-- start DATA SUPPLIED --

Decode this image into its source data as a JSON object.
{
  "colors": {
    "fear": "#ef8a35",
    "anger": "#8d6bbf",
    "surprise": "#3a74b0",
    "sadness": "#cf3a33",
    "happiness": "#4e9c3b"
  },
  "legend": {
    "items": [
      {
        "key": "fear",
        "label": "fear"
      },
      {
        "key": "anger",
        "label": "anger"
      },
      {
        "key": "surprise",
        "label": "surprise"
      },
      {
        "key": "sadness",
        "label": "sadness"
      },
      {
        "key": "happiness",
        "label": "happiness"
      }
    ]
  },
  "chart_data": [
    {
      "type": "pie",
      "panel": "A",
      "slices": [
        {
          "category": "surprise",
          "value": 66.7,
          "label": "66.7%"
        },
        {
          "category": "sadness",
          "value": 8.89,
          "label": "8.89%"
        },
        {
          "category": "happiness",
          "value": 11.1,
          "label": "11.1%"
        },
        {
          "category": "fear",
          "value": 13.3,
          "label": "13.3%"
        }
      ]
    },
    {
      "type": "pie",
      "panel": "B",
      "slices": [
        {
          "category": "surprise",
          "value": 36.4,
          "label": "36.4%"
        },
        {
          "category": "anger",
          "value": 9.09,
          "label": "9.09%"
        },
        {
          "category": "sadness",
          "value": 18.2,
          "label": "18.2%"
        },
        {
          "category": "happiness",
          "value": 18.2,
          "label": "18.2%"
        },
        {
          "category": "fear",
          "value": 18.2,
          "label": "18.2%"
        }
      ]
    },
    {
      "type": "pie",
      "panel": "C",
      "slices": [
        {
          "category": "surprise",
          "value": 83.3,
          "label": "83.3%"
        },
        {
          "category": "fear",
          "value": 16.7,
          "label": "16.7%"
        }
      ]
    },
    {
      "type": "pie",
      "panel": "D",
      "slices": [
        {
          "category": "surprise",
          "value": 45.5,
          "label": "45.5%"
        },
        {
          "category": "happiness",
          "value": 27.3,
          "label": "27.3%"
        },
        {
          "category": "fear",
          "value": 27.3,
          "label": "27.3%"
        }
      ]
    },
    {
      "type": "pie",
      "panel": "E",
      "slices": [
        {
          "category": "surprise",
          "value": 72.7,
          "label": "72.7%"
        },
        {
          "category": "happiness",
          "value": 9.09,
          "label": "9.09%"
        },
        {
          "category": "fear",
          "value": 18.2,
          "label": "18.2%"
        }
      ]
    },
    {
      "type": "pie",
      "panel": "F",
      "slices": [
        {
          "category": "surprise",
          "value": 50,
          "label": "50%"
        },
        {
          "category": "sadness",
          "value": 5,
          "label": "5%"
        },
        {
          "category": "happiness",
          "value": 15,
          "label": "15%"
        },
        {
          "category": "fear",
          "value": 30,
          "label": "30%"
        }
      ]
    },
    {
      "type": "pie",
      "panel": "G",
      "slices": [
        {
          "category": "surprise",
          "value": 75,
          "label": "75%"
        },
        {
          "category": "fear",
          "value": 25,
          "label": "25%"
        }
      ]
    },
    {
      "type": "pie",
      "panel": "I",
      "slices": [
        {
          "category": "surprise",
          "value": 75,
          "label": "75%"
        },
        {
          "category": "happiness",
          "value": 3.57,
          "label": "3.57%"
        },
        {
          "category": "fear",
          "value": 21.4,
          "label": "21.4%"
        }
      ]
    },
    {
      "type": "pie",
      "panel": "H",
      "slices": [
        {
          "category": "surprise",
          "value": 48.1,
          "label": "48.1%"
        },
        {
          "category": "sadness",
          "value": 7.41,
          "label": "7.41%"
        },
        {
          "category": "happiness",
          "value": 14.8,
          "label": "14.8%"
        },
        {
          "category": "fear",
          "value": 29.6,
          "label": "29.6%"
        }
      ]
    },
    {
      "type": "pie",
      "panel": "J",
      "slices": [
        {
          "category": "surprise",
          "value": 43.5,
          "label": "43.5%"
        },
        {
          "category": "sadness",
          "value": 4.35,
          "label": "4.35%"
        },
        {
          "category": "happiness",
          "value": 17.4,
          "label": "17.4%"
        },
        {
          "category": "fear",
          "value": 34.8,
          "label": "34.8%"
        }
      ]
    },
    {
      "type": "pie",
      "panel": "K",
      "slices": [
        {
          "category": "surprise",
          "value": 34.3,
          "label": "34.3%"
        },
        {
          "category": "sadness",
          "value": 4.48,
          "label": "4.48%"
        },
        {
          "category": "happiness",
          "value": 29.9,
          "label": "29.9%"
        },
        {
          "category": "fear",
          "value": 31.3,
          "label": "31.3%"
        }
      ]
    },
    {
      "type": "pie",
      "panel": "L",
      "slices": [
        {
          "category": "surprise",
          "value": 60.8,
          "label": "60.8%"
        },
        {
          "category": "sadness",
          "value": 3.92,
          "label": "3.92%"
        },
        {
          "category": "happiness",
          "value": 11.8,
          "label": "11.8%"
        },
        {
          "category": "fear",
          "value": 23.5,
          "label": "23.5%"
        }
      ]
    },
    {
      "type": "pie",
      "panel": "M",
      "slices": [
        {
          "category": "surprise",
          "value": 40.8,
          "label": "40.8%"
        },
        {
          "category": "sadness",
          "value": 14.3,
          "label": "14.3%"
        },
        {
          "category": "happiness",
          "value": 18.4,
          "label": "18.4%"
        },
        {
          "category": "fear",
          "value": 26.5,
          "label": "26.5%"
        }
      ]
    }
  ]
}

-- end DATA SUPPLIED --

_SHORT PROBLEM:_ Count the lines in the entries that hold the word "anger", and give nothing but the total.

_RESULT BELOW:_ 4